Copy the lines holding the word "Accum", all of them.
--- Start of Record extracts ---
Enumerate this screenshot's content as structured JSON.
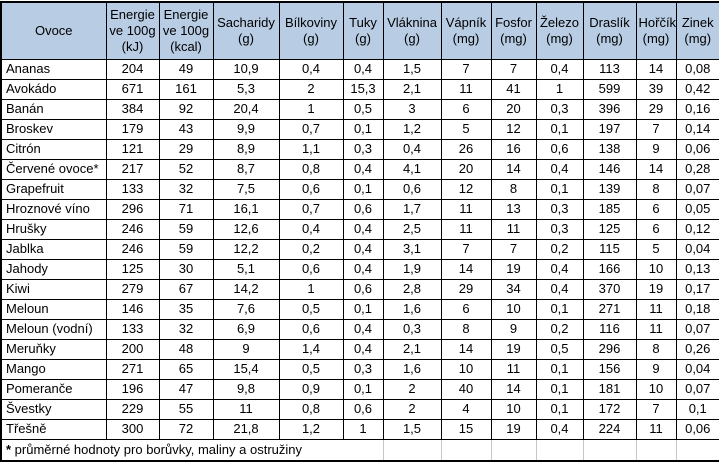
{
  "table": {
    "columns": [
      "Ovoce",
      "Energie ve 100g (kJ)",
      "Energie ve 100g (kcal)",
      "Sacharidy (g)",
      "Bílkoviny (g)",
      "Tuky (g)",
      "Vláknina (g)",
      "Vápník (mg)",
      "Fosfor (mg)",
      "Železo (mg)",
      "Draslík (mg)",
      "Hořčík (mg)",
      "Zinek (mg)"
    ],
    "rows": [
      [
        "Ananas",
        "204",
        "49",
        "10,9",
        "0,4",
        "0,4",
        "1,5",
        "7",
        "7",
        "0,4",
        "113",
        "14",
        "0,08"
      ],
      [
        "Avokádo",
        "671",
        "161",
        "5,3",
        "2",
        "15,3",
        "2,1",
        "11",
        "41",
        "1",
        "599",
        "39",
        "0,42"
      ],
      [
        "Banán",
        "384",
        "92",
        "20,4",
        "1",
        "0,5",
        "3",
        "6",
        "20",
        "0,3",
        "396",
        "29",
        "0,16"
      ],
      [
        "Broskev",
        "179",
        "43",
        "9,9",
        "0,7",
        "0,1",
        "1,2",
        "5",
        "12",
        "0,1",
        "197",
        "7",
        "0,14"
      ],
      [
        "Citrón",
        "121",
        "29",
        "8,9",
        "1,1",
        "0,3",
        "0,4",
        "26",
        "16",
        "0,6",
        "138",
        "9",
        "0,06"
      ],
      [
        "Červené ovoce*",
        "217",
        "52",
        "8,7",
        "0,8",
        "0,4",
        "4,1",
        "20",
        "14",
        "0,4",
        "146",
        "14",
        "0,28"
      ],
      [
        "Grapefruit",
        "133",
        "32",
        "7,5",
        "0,6",
        "0,1",
        "0,6",
        "12",
        "8",
        "0,1",
        "139",
        "8",
        "0,07"
      ],
      [
        "Hroznové víno",
        "296",
        "71",
        "16,1",
        "0,7",
        "0,6",
        "1,7",
        "11",
        "13",
        "0,3",
        "185",
        "6",
        "0,05"
      ],
      [
        "Hrušky",
        "246",
        "59",
        "12,6",
        "0,4",
        "0,4",
        "2,5",
        "11",
        "11",
        "0,3",
        "125",
        "6",
        "0,12"
      ],
      [
        "Jablka",
        "246",
        "59",
        "12,2",
        "0,2",
        "0,4",
        "3,1",
        "7",
        "7",
        "0,2",
        "115",
        "5",
        "0,04"
      ],
      [
        "Jahody",
        "125",
        "30",
        "5,1",
        "0,6",
        "0,4",
        "1,9",
        "14",
        "19",
        "0,4",
        "166",
        "10",
        "0,13"
      ],
      [
        "Kiwi",
        "279",
        "67",
        "14,2",
        "1",
        "0,6",
        "2,8",
        "29",
        "34",
        "0,4",
        "370",
        "19",
        "0,17"
      ],
      [
        "Meloun",
        "146",
        "35",
        "7,6",
        "0,5",
        "0,1",
        "1,6",
        "6",
        "10",
        "0,1",
        "271",
        "11",
        "0,18"
      ],
      [
        "Meloun (vodní)",
        "133",
        "32",
        "6,9",
        "0,6",
        "0,4",
        "0,3",
        "8",
        "9",
        "0,2",
        "116",
        "11",
        "0,07"
      ],
      [
        "Meruňky",
        "200",
        "48",
        "9",
        "1,4",
        "0,4",
        "2,1",
        "14",
        "19",
        "0,5",
        "296",
        "8",
        "0,26"
      ],
      [
        "Mango",
        "271",
        "65",
        "15,4",
        "0,5",
        "0,3",
        "1,6",
        "10",
        "11",
        "0,1",
        "156",
        "9",
        "0,04"
      ],
      [
        "Pomeranče",
        "196",
        "47",
        "9,8",
        "0,9",
        "0,1",
        "2",
        "40",
        "14",
        "0,1",
        "181",
        "10",
        "0,07"
      ],
      [
        "Švestky",
        "229",
        "55",
        "11",
        "0,8",
        "0,6",
        "2",
        "4",
        "10",
        "0,1",
        "172",
        "7",
        "0,1"
      ],
      [
        "Třešně",
        "300",
        "72",
        "21,8",
        "1,2",
        "1",
        "1,5",
        "15",
        "19",
        "0,4",
        "224",
        "11",
        "0,06"
      ]
    ],
    "footnote_marker": "*",
    "footnote_text": " průměrné hodnoty pro borůvky, maliny a ostružiny",
    "header_fill_color": "#b8cce4",
    "border_color": "#000000",
    "footer_gridline_color": "#c6c6c6"
  }
}
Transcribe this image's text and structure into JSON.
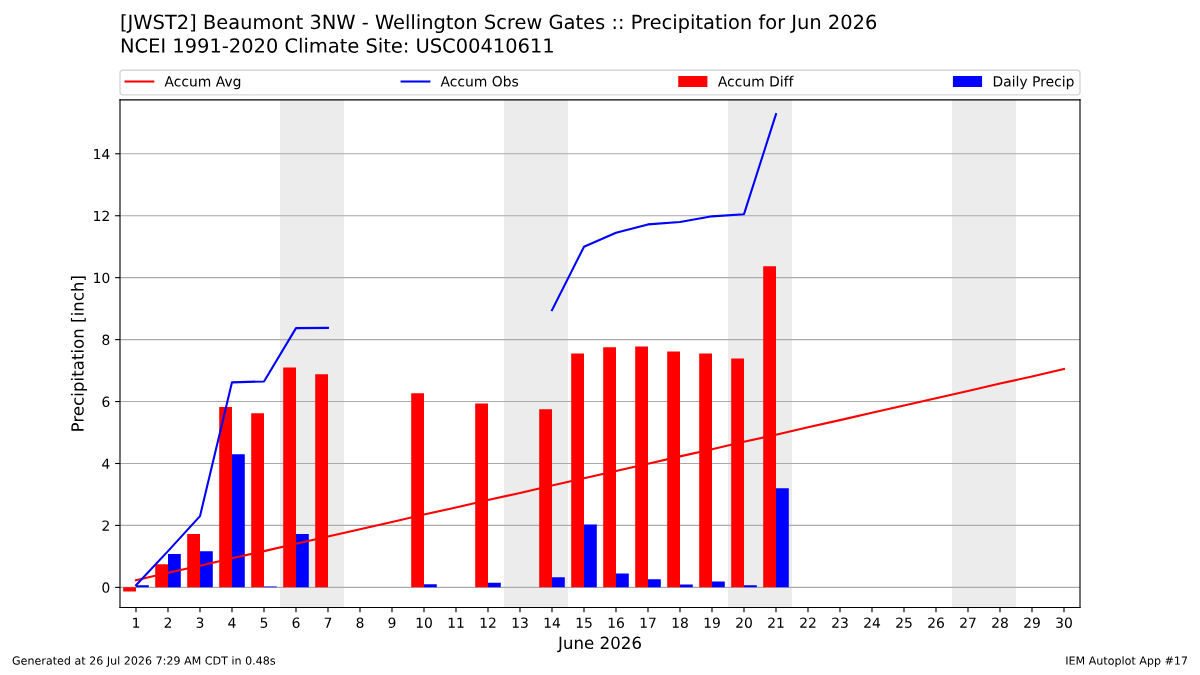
{
  "chart_data": {
    "type": "bar",
    "title": "[JWST2] Beaumont 3NW - Wellington Screw Gates :: Precipitation for Jun 2026",
    "subtitle": "NCEI 1991-2020 Climate Site: USC00410611",
    "xlabel": "June 2026",
    "ylabel": "Precipitation [inch]",
    "x": [
      1,
      2,
      3,
      4,
      5,
      6,
      7,
      8,
      9,
      10,
      11,
      12,
      13,
      14,
      15,
      16,
      17,
      18,
      19,
      20,
      21,
      22,
      23,
      24,
      25,
      26,
      27,
      28,
      29,
      30
    ],
    "series": [
      {
        "name": "Accum Avg",
        "type": "line",
        "color": "#ff0000",
        "values": [
          0.23,
          0.47,
          0.7,
          0.94,
          1.17,
          1.41,
          1.64,
          1.88,
          2.11,
          2.35,
          2.58,
          2.82,
          3.05,
          3.29,
          3.52,
          3.76,
          3.99,
          4.23,
          4.46,
          4.7,
          4.93,
          5.17,
          5.4,
          5.64,
          5.87,
          6.11,
          6.34,
          6.58,
          6.81,
          7.05
        ]
      },
      {
        "name": "Accum Obs",
        "type": "line",
        "color": "#0000ff",
        "values": [
          0.07,
          1.17,
          2.3,
          6.62,
          6.65,
          8.37,
          8.38,
          null,
          null,
          null,
          null,
          null,
          null,
          8.95,
          11.0,
          11.45,
          11.72,
          11.8,
          11.98,
          12.05,
          15.28,
          null,
          null,
          null,
          null,
          null,
          null,
          null,
          null,
          null
        ]
      },
      {
        "name": "Accum Diff",
        "color": "#ff0000",
        "values": [
          -0.13,
          0.75,
          1.72,
          5.82,
          5.62,
          7.1,
          6.88,
          null,
          null,
          6.27,
          null,
          5.94,
          null,
          5.75,
          7.55,
          7.75,
          7.78,
          7.62,
          7.55,
          7.39,
          10.37,
          null,
          null,
          null,
          null,
          null,
          null,
          null,
          null,
          null
        ]
      },
      {
        "name": "Daily Precip",
        "color": "#0000ff",
        "values": [
          0.07,
          1.08,
          1.17,
          4.3,
          0.03,
          1.72,
          0,
          0,
          0,
          0.1,
          0,
          0.15,
          0,
          0.33,
          2.03,
          0.45,
          0.26,
          0.09,
          0.19,
          0.07,
          3.2,
          null,
          null,
          null,
          null,
          null,
          null,
          null,
          null,
          null
        ]
      }
    ],
    "xlim": [
      0.5,
      30.5
    ],
    "xticks": [
      1,
      2,
      3,
      4,
      5,
      6,
      7,
      8,
      9,
      10,
      11,
      12,
      13,
      14,
      15,
      16,
      17,
      18,
      19,
      20,
      21,
      22,
      23,
      24,
      25,
      26,
      27,
      28,
      29,
      30
    ],
    "ylim": [
      -0.65,
      15.74
    ],
    "yticks": [
      0,
      2,
      4,
      6,
      8,
      10,
      12,
      14
    ],
    "bands": [
      {
        "axis": "x",
        "from": 5.5,
        "to": 7.5,
        "color": "#ececec"
      },
      {
        "axis": "x",
        "from": 12.5,
        "to": 14.5,
        "color": "#ececec"
      },
      {
        "axis": "x",
        "from": 19.5,
        "to": 21.5,
        "color": "#ececec"
      },
      {
        "axis": "x",
        "from": 26.5,
        "to": 28.5,
        "color": "#ececec"
      }
    ],
    "grid": "y",
    "legend": "top",
    "annotations": [
      "Generated at 26 Jul 2026 7:29 AM CDT in 0.48s",
      "IEM Autoplot App #17"
    ]
  }
}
--- End of Record extracts ---
◆ Solution for this exercise ◆
        "name": "Accum Avg",
        "name": "Accum Obs",
        "name": "Accum Diff",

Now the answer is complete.